Extract each line of the records below that contains the word "JSON".

start

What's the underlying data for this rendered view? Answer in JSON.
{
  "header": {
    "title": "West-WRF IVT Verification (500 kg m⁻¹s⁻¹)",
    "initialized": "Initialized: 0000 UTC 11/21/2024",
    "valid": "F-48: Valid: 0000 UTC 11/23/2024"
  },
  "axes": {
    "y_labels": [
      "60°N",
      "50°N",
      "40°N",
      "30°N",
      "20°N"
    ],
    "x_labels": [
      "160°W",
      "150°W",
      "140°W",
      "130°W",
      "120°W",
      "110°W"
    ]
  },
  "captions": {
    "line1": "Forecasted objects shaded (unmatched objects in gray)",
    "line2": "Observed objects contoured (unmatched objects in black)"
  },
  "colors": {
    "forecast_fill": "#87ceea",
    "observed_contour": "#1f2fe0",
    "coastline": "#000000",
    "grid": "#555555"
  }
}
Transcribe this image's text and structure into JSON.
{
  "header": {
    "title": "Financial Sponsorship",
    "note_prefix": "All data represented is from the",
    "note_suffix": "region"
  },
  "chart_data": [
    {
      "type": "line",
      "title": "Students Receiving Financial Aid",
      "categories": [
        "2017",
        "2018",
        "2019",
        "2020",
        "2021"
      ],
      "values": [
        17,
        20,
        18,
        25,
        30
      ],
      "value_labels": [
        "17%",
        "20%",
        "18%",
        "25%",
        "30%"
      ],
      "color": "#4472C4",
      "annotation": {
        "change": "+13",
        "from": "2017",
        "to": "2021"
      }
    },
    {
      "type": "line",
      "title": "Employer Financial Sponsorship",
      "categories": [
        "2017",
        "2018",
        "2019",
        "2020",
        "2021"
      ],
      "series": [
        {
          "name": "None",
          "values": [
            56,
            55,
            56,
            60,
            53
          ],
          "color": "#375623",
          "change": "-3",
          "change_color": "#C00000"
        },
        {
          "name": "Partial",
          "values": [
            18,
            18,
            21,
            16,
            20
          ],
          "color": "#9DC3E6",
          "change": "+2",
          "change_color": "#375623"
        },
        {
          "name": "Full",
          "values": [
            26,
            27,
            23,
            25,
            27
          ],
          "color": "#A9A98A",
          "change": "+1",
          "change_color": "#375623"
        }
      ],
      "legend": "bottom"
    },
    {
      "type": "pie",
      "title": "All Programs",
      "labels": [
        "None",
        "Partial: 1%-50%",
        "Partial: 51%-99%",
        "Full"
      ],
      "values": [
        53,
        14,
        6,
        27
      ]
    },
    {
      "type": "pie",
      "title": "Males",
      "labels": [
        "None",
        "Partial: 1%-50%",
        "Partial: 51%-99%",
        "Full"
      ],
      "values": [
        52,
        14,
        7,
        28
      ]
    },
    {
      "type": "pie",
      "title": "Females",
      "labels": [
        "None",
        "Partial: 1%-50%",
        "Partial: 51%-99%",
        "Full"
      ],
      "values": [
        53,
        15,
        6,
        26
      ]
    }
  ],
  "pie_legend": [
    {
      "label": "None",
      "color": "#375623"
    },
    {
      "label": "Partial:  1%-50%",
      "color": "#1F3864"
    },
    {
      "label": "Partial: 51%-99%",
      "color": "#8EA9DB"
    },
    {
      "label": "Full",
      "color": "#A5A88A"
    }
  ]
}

end

## The answer
What's the underlying data for this rendered view? Answer in JSON.
Transcribe this image's text and structure into JSON.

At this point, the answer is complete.